> **EXERCISE DESCRIPTION**
Copy the data below exactly, omitting any picture it contains.

Collection entries
start

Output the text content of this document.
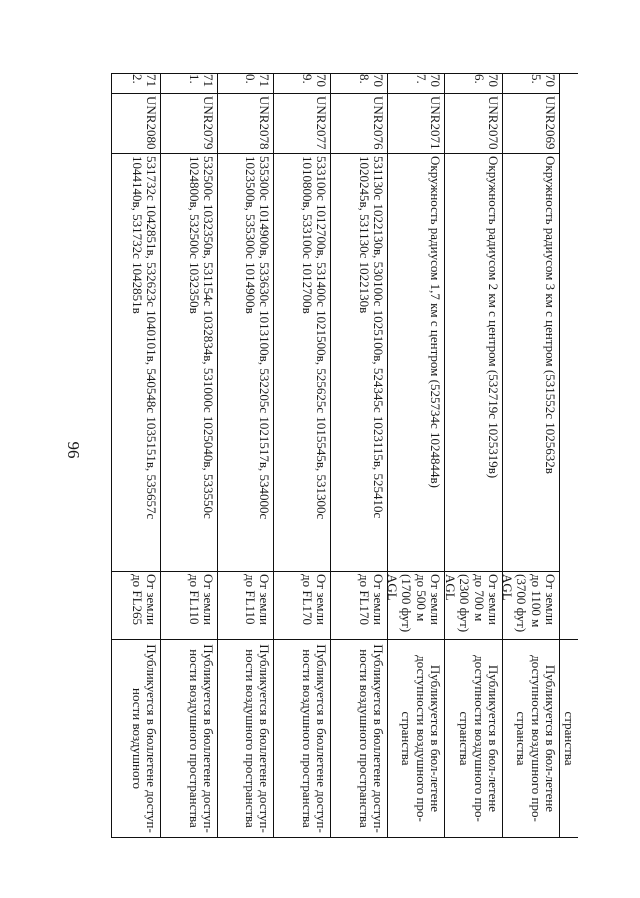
96
странства
705.
UNR2069
Окружность радиусом 3 км с центром (531552с 1025632в
От земли до 1100 м (3700 фут) AGL
Публикуется в бюл-летене доступности воздушного про-странства
706.
UNR2070
Окружность радиусом 2 км с центром (532719с 1025319в)
От земли до 700 м (2300 фут) AGL
Публикуется в бюл-летене доступности воздушного про-странства
707.
UNR2071
Окружность радиусом 1,7 км с центром (525734с 1024844в)
От земли до 500 м (1700 фут) AGL
Публикуется в бюл-летене доступности воздушного про-странства
708.
UNR2076
531130с 1022130в, 530100с 1025100в, 524345с 1023115в, 525410с 1020245в, 531130с 1022130в
От земли до FL170
Публикуется в бюллетене доступ-ности воздушного пространства
709.
UNR2077
533100с 1012700в, 531400с 1021500в, 525625с 1015545в, 531300с 1010800в, 533100с 1012700в
От земли до FL170
Публикуется в бюллетене доступ-ности воздушного пространства
710.
UNR2078
535300с 1014900в, 533630с 1013100в, 532205с 1021517в, 534000с 1023500в, 535300с 1014900в
От земли до FL110
Публикуется в бюллетене доступ-ности воздушного пространства
711.
UNR2079
532500с 1032350в, 531154с 1032834в, 531000с 1025040в, 533550с 1024800в, 532500с 1032350в
От земли до FL110
Публикуется в бюллетене доступ-ности воздушного пространства
712.
UNR2080
531732с 1042851в, 532623с 1040101в, 540548с 1035151в, 535657с 1044140в, 531732с 1042851в
От земли до FL265
Публикуется в бюллетене доступ-ности воздушного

end

> **ANSWER TO THIS TASK**
Output the text content of this document.
96
странства
705.
UNR2069
Окружность радиусом 3 км с центром (531552с 1025632в
От земли до 1100 м (3700 фут) AGL
Публикуется в бюл-летене доступности воздушного про-странства
706.
UNR2070
Окружность радиусом 2 км с центром (532719с 1025319в)
От земли до 700 м (2300 фут) AGL
Публикуется в бюл-летене доступности воздушного про-странства
707.
UNR2071
Окружность радиусом 1,7 км с центром (525734с 1024844в)
От земли до 500 м (1700 фут) AGL
Публикуется в бюл-летене доступности воздушного про-странства
708.
UNR2076
531130с 1022130в, 530100с 1025100в, 524345с 1023115в, 525410с 1020245в, 531130с 1022130в
От земли до FL170
Публикуется в бюллетене доступ-ности воздушного пространства
709.
UNR2077
533100с 1012700в, 531400с 1021500в, 525625с 1015545в, 531300с 1010800в, 533100с 1012700в
От земли до FL170
Публикуется в бюллетене доступ-ности воздушного пространства
710.
UNR2078
535300с 1014900в, 533630с 1013100в, 532205с 1021517в, 534000с 1023500в, 535300с 1014900в
От земли до FL110
Публикуется в бюллетене доступ-ности воздушного пространства
711.
UNR2079
532500с 1032350в, 531154с 1032834в, 531000с 1025040в, 533550с 1024800в, 532500с 1032350в
От земли до FL110
Публикуется в бюллетене доступ-ности воздушного пространства
712.
UNR2080
531732с 1042851в, 532623с 1040101в, 540548с 1035151в, 535657с 1044140в, 531732с 1042851в
От земли до FL265
Публикуется в бюллетене доступ-ности воздушного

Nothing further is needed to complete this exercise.